— begin Data listing —

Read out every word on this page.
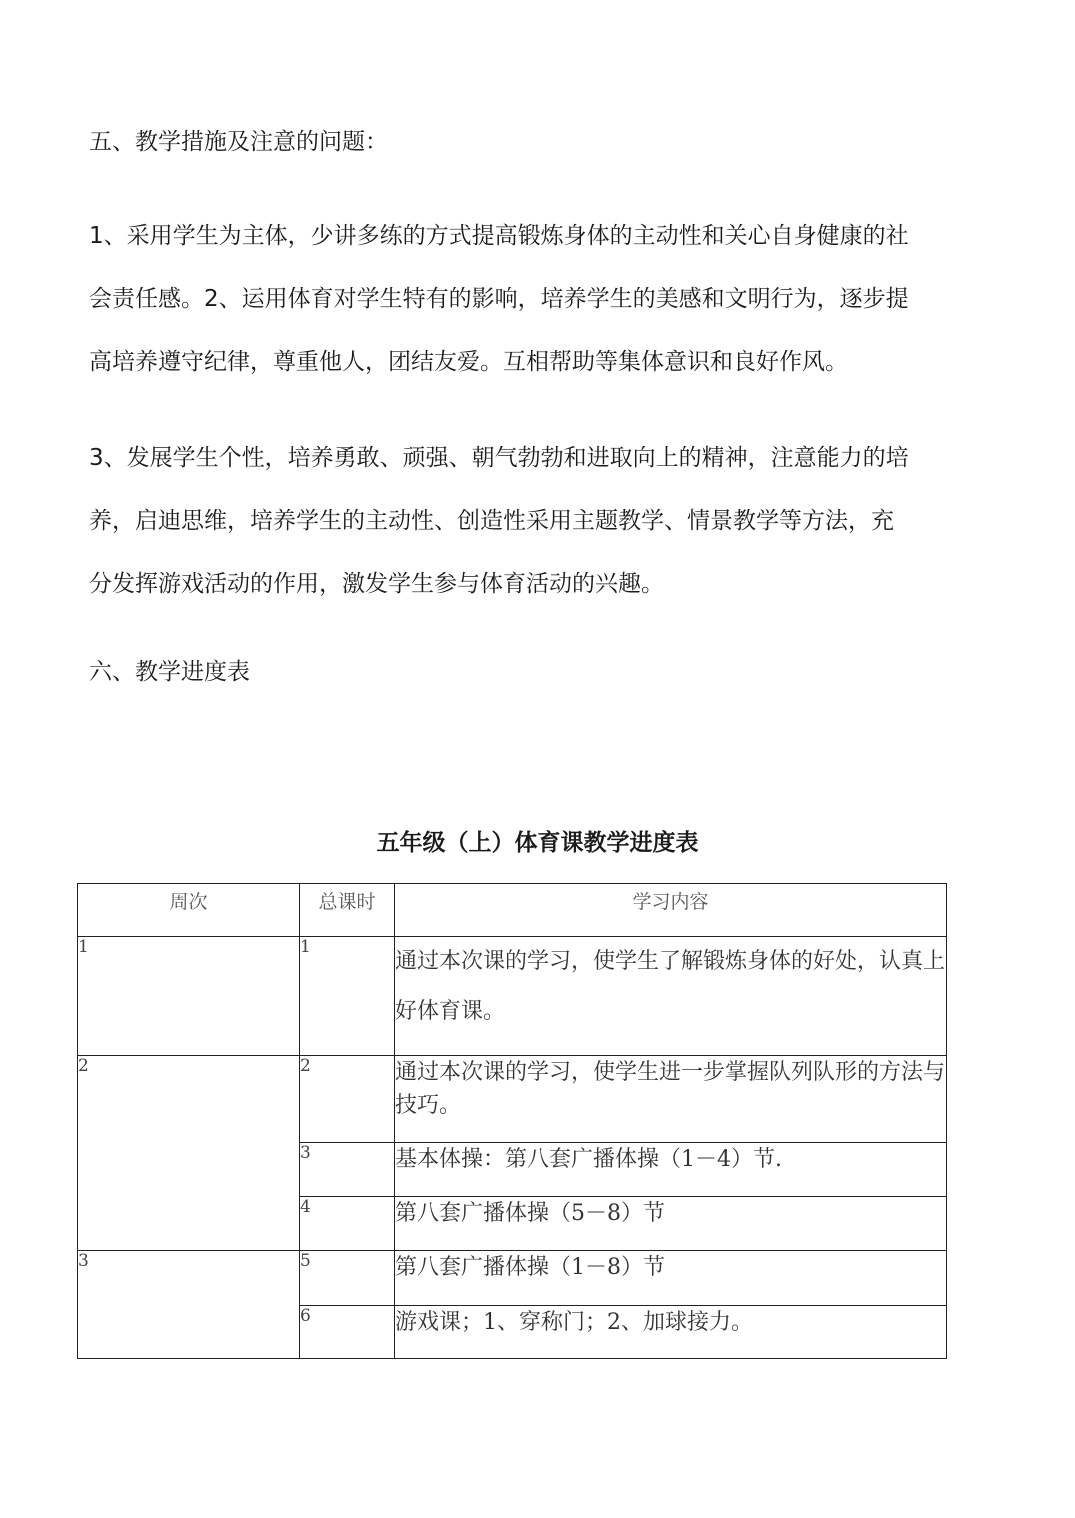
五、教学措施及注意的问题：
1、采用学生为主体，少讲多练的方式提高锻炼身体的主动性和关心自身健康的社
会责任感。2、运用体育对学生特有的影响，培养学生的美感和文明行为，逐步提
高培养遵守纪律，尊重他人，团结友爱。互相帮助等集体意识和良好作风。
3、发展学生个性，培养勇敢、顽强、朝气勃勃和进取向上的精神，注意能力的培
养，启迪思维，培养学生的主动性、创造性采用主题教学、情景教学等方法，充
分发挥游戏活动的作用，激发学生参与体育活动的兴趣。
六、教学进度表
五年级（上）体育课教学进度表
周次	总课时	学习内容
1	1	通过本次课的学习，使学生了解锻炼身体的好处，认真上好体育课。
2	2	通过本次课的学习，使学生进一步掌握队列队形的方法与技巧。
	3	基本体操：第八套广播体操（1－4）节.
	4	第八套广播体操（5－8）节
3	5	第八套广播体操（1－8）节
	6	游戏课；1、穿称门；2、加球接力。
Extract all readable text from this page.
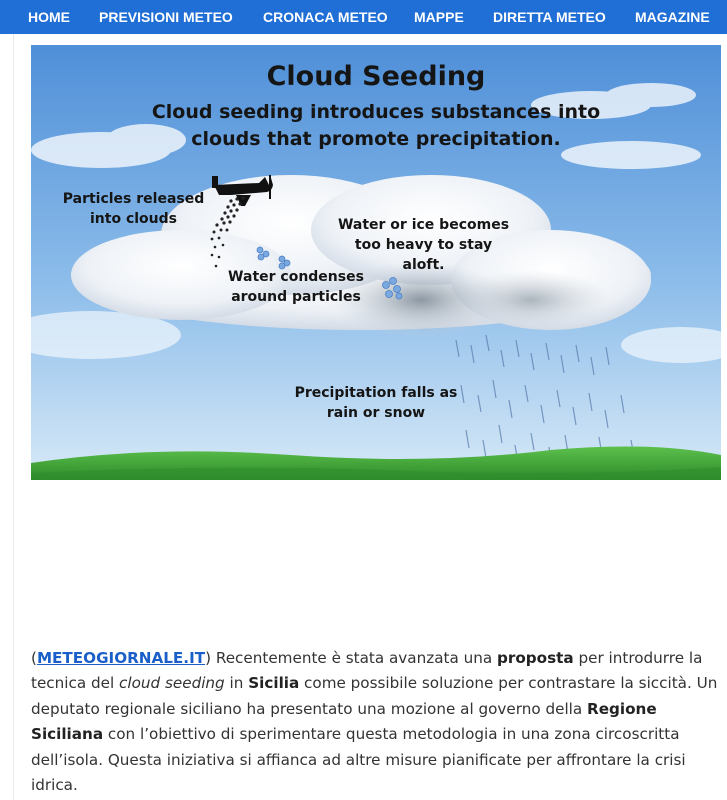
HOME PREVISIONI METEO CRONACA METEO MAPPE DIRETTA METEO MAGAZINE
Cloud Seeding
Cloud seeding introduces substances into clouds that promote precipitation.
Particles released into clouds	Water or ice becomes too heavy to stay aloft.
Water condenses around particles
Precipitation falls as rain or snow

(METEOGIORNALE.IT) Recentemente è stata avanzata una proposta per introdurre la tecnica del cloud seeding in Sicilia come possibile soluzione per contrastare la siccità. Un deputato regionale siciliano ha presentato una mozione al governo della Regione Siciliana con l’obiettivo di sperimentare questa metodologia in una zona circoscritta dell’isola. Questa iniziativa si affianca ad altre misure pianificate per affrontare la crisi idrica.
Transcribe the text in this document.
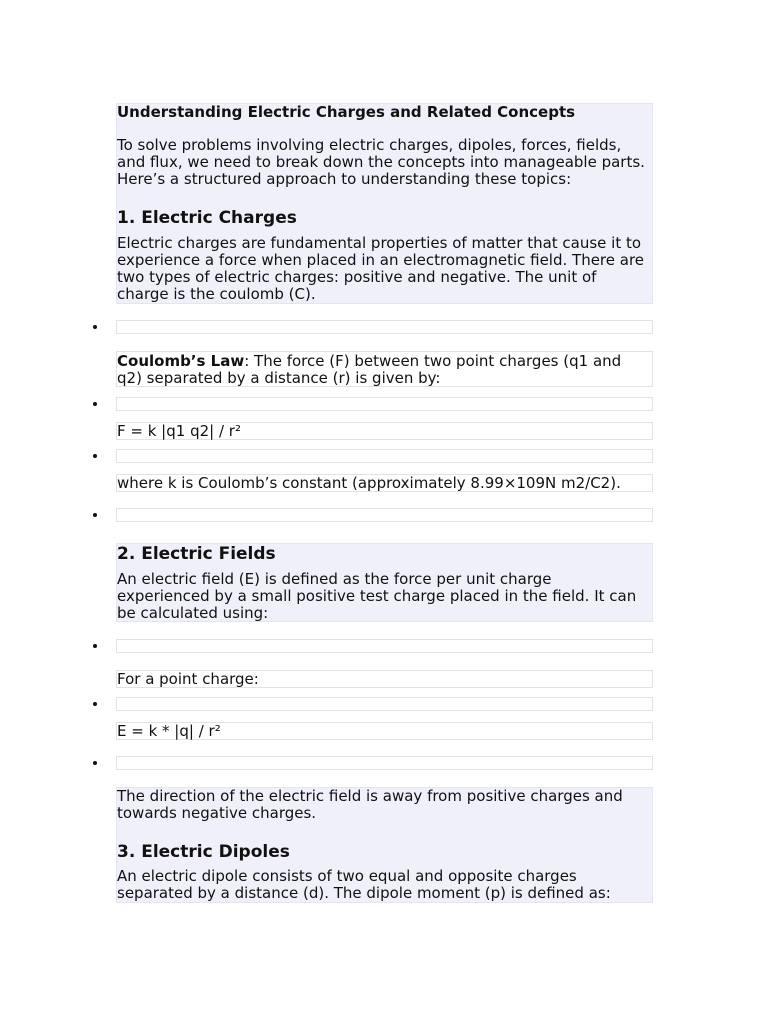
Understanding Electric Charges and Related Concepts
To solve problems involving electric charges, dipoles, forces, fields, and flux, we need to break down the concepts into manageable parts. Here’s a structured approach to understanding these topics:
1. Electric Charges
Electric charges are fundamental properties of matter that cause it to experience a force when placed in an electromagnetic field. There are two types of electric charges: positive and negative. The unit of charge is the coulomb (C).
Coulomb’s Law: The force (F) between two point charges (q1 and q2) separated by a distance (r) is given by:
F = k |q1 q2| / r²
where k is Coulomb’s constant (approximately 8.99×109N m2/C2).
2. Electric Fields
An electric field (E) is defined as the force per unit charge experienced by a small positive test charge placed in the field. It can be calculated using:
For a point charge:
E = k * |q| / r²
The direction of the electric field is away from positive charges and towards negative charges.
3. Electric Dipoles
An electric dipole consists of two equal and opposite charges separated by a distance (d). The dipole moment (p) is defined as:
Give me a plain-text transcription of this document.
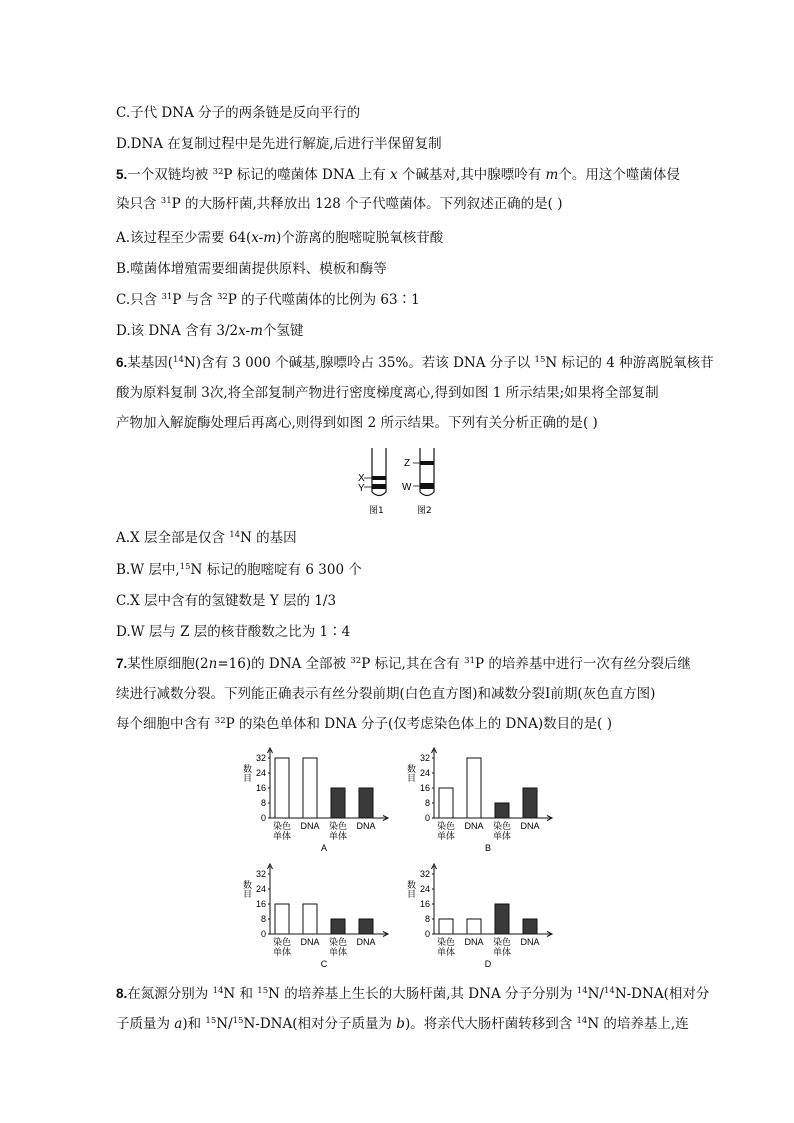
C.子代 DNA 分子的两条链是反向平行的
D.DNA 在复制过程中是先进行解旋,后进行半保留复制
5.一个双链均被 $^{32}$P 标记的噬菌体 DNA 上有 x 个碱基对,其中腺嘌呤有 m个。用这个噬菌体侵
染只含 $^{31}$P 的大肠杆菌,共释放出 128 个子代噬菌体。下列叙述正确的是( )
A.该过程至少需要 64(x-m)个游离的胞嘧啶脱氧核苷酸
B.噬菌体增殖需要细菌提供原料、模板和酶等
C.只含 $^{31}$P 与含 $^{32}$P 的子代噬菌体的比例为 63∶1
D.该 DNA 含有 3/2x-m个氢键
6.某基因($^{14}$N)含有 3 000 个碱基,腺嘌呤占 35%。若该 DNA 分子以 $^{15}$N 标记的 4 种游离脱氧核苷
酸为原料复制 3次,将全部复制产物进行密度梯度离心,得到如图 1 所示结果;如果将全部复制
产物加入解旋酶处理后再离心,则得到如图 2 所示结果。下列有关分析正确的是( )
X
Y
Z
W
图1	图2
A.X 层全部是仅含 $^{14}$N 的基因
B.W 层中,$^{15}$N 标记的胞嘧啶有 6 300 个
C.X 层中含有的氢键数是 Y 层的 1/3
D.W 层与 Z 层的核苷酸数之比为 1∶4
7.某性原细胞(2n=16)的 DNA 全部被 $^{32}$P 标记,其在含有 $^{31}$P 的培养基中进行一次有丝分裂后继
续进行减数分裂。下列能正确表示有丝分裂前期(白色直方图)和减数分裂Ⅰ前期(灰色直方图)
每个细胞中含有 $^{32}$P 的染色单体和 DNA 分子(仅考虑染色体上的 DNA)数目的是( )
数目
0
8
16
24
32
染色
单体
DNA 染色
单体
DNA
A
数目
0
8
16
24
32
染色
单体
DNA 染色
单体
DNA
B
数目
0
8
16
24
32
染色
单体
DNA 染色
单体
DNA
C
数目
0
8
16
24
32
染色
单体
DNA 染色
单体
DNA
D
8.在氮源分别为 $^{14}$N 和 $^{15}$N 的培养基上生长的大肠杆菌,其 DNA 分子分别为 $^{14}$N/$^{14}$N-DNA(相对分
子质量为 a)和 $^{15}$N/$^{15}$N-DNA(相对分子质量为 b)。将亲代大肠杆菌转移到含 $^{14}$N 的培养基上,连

— end Data listing —

▶ Task prompt
Nothing but the lines from the one holding "Give me a plain-text" through the last line of the entries should be written out, exactly and inclusively, minus the pictures.

▶ Solved exercise
Give me a plain-text transcription of this document.
C.子代 DNA 分子的两条链是反向平行的
D.DNA 在复制过程中是先进行解旋,后进行半保留复制
5.一个双链均被 $^{32}$P 标记的噬菌体 DNA 上有 x 个碱基对,其中腺嘌呤有 m个。用这个噬菌体侵
染只含 $^{31}$P 的大肠杆菌,共释放出 128 个子代噬菌体。下列叙述正确的是( )
A.该过程至少需要 64(x-m)个游离的胞嘧啶脱氧核苷酸
B.噬菌体增殖需要细菌提供原料、模板和酶等
C.只含 $^{31}$P 与含 $^{32}$P 的子代噬菌体的比例为 63∶1
D.该 DNA 含有 3/2x-m个氢键
6.某基因($^{14}$N)含有 3 000 个碱基,腺嘌呤占 35%。若该 DNA 分子以 $^{15}$N 标记的 4 种游离脱氧核苷
酸为原料复制 3次,将全部复制产物进行密度梯度离心,得到如图 1 所示结果;如果将全部复制
产物加入解旋酶处理后再离心,则得到如图 2 所示结果。下列有关分析正确的是( )
X
Y
Z
W
图1	图2
A.X 层全部是仅含 $^{14}$N 的基因
B.W 层中,$^{15}$N 标记的胞嘧啶有 6 300 个
C.X 层中含有的氢键数是 Y 层的 1/3
D.W 层与 Z 层的核苷酸数之比为 1∶4
7.某性原细胞(2n=16)的 DNA 全部被 $^{32}$P 标记,其在含有 $^{31}$P 的培养基中进行一次有丝分裂后继
续进行减数分裂。下列能正确表示有丝分裂前期(白色直方图)和减数分裂Ⅰ前期(灰色直方图)
每个细胞中含有 $^{32}$P 的染色单体和 DNA 分子(仅考虑染色体上的 DNA)数目的是( )
数目
0
8
16
24
32
染色
单体
DNA 染色
单体
DNA
A
数目
0
8
16
24
32
染色
单体
DNA 染色
单体
DNA
B
数目
0
8
16
24
32
染色
单体
DNA 染色
单体
DNA
C
数目
0
8
16
24
32
染色
单体
DNA 染色
单体
DNA
D
8.在氮源分别为 $^{14}$N 和 $^{15}$N 的培养基上生长的大肠杆菌,其 DNA 分子分别为 $^{14}$N/$^{14}$N-DNA(相对分
子质量为 a)和 $^{15}$N/$^{15}$N-DNA(相对分子质量为 b)。将亲代大肠杆菌转移到含 $^{14}$N 的培养基上,连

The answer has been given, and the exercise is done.